══ Records provided

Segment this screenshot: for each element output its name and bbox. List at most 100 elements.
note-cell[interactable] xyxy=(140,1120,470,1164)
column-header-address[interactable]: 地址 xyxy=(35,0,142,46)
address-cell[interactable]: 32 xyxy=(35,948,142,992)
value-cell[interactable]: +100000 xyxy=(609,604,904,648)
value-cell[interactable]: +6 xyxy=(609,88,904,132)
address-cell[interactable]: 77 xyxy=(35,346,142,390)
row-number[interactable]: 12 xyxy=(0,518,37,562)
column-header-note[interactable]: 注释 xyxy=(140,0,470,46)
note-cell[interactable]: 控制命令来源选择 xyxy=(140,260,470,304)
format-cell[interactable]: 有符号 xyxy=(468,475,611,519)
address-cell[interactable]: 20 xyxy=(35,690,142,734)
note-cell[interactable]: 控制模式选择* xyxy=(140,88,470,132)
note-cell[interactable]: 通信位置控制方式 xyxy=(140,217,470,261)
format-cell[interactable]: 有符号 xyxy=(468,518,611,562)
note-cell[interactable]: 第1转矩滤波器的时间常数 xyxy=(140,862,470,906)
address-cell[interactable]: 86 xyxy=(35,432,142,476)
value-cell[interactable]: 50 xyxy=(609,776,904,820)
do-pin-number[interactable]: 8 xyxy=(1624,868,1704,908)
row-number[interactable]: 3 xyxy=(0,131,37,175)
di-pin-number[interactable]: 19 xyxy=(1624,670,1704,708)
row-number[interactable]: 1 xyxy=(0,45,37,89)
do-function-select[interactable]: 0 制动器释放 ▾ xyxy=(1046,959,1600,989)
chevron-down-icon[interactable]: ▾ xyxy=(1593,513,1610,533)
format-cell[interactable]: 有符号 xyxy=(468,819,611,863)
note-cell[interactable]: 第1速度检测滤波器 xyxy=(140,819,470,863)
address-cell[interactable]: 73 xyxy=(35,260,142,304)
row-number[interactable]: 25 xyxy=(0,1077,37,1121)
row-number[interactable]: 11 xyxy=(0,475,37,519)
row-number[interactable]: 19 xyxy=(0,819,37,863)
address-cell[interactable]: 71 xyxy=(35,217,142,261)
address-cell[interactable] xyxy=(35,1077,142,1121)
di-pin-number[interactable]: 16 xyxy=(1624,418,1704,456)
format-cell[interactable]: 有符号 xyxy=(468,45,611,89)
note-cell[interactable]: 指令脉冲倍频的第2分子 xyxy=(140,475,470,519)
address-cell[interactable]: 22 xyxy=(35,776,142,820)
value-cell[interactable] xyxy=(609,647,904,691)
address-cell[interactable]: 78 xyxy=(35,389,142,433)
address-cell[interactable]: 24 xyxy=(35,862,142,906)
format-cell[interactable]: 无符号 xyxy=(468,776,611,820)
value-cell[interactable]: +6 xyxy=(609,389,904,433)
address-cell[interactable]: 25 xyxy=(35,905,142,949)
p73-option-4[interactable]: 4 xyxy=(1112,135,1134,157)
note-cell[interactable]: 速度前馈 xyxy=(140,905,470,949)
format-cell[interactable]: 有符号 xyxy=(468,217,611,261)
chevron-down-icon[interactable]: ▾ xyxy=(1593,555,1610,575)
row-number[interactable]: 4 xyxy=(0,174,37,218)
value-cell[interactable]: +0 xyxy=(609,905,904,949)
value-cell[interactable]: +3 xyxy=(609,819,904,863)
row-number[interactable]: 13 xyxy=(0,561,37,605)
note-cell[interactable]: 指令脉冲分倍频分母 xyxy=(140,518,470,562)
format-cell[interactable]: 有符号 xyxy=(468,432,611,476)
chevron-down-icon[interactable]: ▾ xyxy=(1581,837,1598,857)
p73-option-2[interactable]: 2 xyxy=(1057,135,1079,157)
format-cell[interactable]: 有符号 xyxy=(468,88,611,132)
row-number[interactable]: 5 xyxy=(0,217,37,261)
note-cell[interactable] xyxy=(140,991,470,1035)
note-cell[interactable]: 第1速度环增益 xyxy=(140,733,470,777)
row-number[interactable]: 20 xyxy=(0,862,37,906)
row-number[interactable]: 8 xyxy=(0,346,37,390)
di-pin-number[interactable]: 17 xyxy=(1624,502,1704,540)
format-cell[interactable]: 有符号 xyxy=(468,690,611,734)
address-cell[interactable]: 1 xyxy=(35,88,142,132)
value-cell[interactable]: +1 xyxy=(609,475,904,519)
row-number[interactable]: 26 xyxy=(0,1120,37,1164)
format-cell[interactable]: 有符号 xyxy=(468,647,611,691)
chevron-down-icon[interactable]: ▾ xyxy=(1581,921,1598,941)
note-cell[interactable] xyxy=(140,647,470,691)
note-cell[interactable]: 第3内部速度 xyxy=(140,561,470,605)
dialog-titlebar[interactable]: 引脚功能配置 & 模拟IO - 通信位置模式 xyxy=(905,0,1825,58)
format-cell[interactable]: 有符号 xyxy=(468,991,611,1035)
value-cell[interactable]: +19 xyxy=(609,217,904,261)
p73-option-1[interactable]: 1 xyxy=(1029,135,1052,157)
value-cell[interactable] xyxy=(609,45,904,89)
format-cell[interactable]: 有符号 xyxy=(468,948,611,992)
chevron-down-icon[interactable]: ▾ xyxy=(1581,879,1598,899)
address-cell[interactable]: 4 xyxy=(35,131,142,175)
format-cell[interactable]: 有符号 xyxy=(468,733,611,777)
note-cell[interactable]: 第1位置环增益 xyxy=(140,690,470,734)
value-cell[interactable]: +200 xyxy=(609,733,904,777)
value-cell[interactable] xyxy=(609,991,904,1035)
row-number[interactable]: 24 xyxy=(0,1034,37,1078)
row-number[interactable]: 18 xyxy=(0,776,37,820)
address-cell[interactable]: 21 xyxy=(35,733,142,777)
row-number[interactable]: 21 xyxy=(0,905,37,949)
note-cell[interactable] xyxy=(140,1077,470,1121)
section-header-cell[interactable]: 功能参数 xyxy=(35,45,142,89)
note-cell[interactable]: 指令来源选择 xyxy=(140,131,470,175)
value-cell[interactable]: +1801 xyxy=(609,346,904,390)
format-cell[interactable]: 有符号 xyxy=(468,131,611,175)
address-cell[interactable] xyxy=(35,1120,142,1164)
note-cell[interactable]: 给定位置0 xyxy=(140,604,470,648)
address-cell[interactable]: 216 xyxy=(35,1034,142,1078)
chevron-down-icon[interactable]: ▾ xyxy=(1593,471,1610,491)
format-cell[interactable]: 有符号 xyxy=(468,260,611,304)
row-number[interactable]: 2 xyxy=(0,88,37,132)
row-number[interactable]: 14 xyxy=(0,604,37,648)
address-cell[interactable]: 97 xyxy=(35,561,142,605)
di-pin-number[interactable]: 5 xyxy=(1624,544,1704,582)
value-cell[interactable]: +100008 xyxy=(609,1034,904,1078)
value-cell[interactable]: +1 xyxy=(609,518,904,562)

════

Given task:
Rewrite the material above, replacing every instance of "format-cell" with "data-type-cell" and keeping everything else unchanged.

Output of the exercise:
Segment this screenshot: for each element output its name and bbox. List at most 100 elements.
note-cell[interactable] xyxy=(140,1120,470,1164)
column-header-address[interactable]: 地址 xyxy=(35,0,142,46)
address-cell[interactable]: 32 xyxy=(35,948,142,992)
value-cell[interactable]: +100000 xyxy=(609,604,904,648)
value-cell[interactable]: +6 xyxy=(609,88,904,132)
address-cell[interactable]: 77 xyxy=(35,346,142,390)
row-number[interactable]: 12 xyxy=(0,518,37,562)
column-header-note[interactable]: 注释 xyxy=(140,0,470,46)
note-cell[interactable]: 控制命令来源选择 xyxy=(140,260,470,304)
data-type-cell[interactable]: 有符号 xyxy=(468,475,611,519)
address-cell[interactable]: 20 xyxy=(35,690,142,734)
note-cell[interactable]: 控制模式选择* xyxy=(140,88,470,132)
note-cell[interactable]: 通信位置控制方式 xyxy=(140,217,470,261)
data-type-cell[interactable]: 有符号 xyxy=(468,518,611,562)
note-cell[interactable]: 第1转矩滤波器的时间常数 xyxy=(140,862,470,906)
address-cell[interactable]: 86 xyxy=(35,432,142,476)
value-cell[interactable]: 50 xyxy=(609,776,904,820)
do-pin-number[interactable]: 8 xyxy=(1624,868,1704,908)
row-number[interactable]: 3 xyxy=(0,131,37,175)
di-pin-number[interactable]: 19 xyxy=(1624,670,1704,708)
row-number[interactable]: 1 xyxy=(0,45,37,89)
do-function-select[interactable]: 0 制动器释放 ▾ xyxy=(1046,959,1600,989)
chevron-down-icon[interactable]: ▾ xyxy=(1593,513,1610,533)
data-type-cell[interactable]: 有符号 xyxy=(468,819,611,863)
note-cell[interactable]: 第1速度检测滤波器 xyxy=(140,819,470,863)
address-cell[interactable]: 73 xyxy=(35,260,142,304)
row-number[interactable]: 25 xyxy=(0,1077,37,1121)
row-number[interactable]: 11 xyxy=(0,475,37,519)
row-number[interactable]: 19 xyxy=(0,819,37,863)
address-cell[interactable]: 71 xyxy=(35,217,142,261)
address-cell[interactable] xyxy=(35,1077,142,1121)
di-pin-number[interactable]: 16 xyxy=(1624,418,1704,456)
data-type-cell[interactable]: 有符号 xyxy=(468,45,611,89)
note-cell[interactable]: 指令脉冲倍频的第2分子 xyxy=(140,475,470,519)
address-cell[interactable]: 22 xyxy=(35,776,142,820)
value-cell[interactable] xyxy=(609,647,904,691)
address-cell[interactable]: 78 xyxy=(35,389,142,433)
address-cell[interactable]: 24 xyxy=(35,862,142,906)
data-type-cell[interactable]: 无符号 xyxy=(468,776,611,820)
value-cell[interactable]: +6 xyxy=(609,389,904,433)
address-cell[interactable]: 25 xyxy=(35,905,142,949)
p73-option-4[interactable]: 4 xyxy=(1112,135,1134,157)
note-cell[interactable]: 速度前馈 xyxy=(140,905,470,949)
data-type-cell[interactable]: 有符号 xyxy=(468,217,611,261)
chevron-down-icon[interactable]: ▾ xyxy=(1593,555,1610,575)
row-number[interactable]: 4 xyxy=(0,174,37,218)
value-cell[interactable]: +0 xyxy=(609,905,904,949)
value-cell[interactable]: +3 xyxy=(609,819,904,863)
row-number[interactable]: 13 xyxy=(0,561,37,605)
note-cell[interactable]: 指令脉冲分倍频分母 xyxy=(140,518,470,562)
data-type-cell[interactable]: 有符号 xyxy=(468,432,611,476)
chevron-down-icon[interactable]: ▾ xyxy=(1581,837,1598,857)
p73-option-2[interactable]: 2 xyxy=(1057,135,1079,157)
data-type-cell[interactable]: 有符号 xyxy=(468,88,611,132)
row-number[interactable]: 5 xyxy=(0,217,37,261)
note-cell[interactable] xyxy=(140,991,470,1035)
note-cell[interactable]: 第1速度环增益 xyxy=(140,733,470,777)
row-number[interactable]: 20 xyxy=(0,862,37,906)
row-number[interactable]: 8 xyxy=(0,346,37,390)
di-pin-number[interactable]: 17 xyxy=(1624,502,1704,540)
data-type-cell[interactable]: 有符号 xyxy=(468,690,611,734)
address-cell[interactable]: 1 xyxy=(35,88,142,132)
value-cell[interactable]: +1 xyxy=(609,475,904,519)
row-number[interactable]: 26 xyxy=(0,1120,37,1164)
data-type-cell[interactable]: 有符号 xyxy=(468,647,611,691)
chevron-down-icon[interactable]: ▾ xyxy=(1581,921,1598,941)
note-cell[interactable] xyxy=(140,647,470,691)
note-cell[interactable]: 第3内部速度 xyxy=(140,561,470,605)
dialog-titlebar[interactable]: 引脚功能配置 & 模拟IO - 通信位置模式 xyxy=(905,0,1825,58)
data-type-cell[interactable]: 有符号 xyxy=(468,991,611,1035)
value-cell[interactable]: +19 xyxy=(609,217,904,261)
p73-option-1[interactable]: 1 xyxy=(1029,135,1052,157)
value-cell[interactable] xyxy=(609,45,904,89)
data-type-cell[interactable]: 有符号 xyxy=(468,948,611,992)
chevron-down-icon[interactable]: ▾ xyxy=(1581,879,1598,899)
address-cell[interactable]: 4 xyxy=(35,131,142,175)
data-type-cell[interactable]: 有符号 xyxy=(468,733,611,777)
note-cell[interactable]: 第1位置环增益 xyxy=(140,690,470,734)
value-cell[interactable]: +200 xyxy=(609,733,904,777)
value-cell[interactable] xyxy=(609,991,904,1035)
row-number[interactable]: 24 xyxy=(0,1034,37,1078)
row-number[interactable]: 18 xyxy=(0,776,37,820)
address-cell[interactable]: 21 xyxy=(35,733,142,777)
row-number[interactable]: 21 xyxy=(0,905,37,949)
note-cell[interactable] xyxy=(140,1077,470,1121)
section-header-cell[interactable]: 功能参数 xyxy=(35,45,142,89)
note-cell[interactable]: 指令来源选择 xyxy=(140,131,470,175)
value-cell[interactable]: +1801 xyxy=(609,346,904,390)
data-type-cell[interactable]: 有符号 xyxy=(468,131,611,175)
address-cell[interactable] xyxy=(35,1120,142,1164)
note-cell[interactable]: 给定位置0 xyxy=(140,604,470,648)
address-cell[interactable]: 216 xyxy=(35,1034,142,1078)
chevron-down-icon[interactable]: ▾ xyxy=(1593,471,1610,491)
data-type-cell[interactable]: 有符号 xyxy=(468,260,611,304)
row-number[interactable]: 2 xyxy=(0,88,37,132)
row-number[interactable]: 14 xyxy=(0,604,37,648)
address-cell[interactable]: 97 xyxy=(35,561,142,605)
di-pin-number[interactable]: 5 xyxy=(1624,544,1704,582)
value-cell[interactable]: +100008 xyxy=(609,1034,904,1078)
value-cell[interactable]: +1 xyxy=(609,518,904,562)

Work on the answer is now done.